INPUT
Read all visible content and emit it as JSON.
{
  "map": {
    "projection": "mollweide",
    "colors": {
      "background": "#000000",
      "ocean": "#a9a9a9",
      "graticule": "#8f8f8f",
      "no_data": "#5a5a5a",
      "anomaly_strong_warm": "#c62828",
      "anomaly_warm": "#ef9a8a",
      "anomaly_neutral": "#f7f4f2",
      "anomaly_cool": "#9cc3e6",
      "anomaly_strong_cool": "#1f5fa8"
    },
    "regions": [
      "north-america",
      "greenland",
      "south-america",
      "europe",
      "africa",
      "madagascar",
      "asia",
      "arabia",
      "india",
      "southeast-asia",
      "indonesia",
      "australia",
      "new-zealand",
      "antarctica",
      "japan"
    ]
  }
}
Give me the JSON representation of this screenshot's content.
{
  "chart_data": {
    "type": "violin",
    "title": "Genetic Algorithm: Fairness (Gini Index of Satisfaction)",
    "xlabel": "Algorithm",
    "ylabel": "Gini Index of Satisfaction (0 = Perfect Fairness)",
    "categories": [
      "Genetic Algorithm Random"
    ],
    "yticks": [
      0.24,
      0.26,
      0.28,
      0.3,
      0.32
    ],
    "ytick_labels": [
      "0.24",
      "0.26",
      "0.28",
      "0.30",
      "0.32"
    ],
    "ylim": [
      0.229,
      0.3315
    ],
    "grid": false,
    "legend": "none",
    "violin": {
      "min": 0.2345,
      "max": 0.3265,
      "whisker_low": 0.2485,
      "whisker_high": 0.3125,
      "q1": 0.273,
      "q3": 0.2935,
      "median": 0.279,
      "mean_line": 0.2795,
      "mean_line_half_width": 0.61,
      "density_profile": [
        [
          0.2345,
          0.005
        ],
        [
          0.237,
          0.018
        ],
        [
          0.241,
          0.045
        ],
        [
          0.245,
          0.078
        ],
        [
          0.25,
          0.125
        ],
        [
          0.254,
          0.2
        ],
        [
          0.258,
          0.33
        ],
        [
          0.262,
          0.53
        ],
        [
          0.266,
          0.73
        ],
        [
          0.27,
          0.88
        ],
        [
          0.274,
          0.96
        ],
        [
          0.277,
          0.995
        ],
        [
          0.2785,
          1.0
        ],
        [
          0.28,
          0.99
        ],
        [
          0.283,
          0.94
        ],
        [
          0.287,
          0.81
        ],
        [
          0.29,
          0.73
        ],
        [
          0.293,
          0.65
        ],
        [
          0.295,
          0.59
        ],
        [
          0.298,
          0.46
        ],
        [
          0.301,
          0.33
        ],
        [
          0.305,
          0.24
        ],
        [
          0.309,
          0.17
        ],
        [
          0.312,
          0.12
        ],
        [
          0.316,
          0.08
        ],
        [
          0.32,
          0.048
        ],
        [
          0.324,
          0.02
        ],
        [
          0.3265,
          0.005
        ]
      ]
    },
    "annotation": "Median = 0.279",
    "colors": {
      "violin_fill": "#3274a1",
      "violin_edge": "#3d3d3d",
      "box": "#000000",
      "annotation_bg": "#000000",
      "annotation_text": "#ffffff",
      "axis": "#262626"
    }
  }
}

TASK DIRECTIONS
List the lines of the entries that include "Algorithm".

THE RESULT
    "title": "Genetic Algorithm: Fairness (Gini Index of Satisfaction)",
    "xlabel": "Algorithm",
      "Genetic Algorithm Random"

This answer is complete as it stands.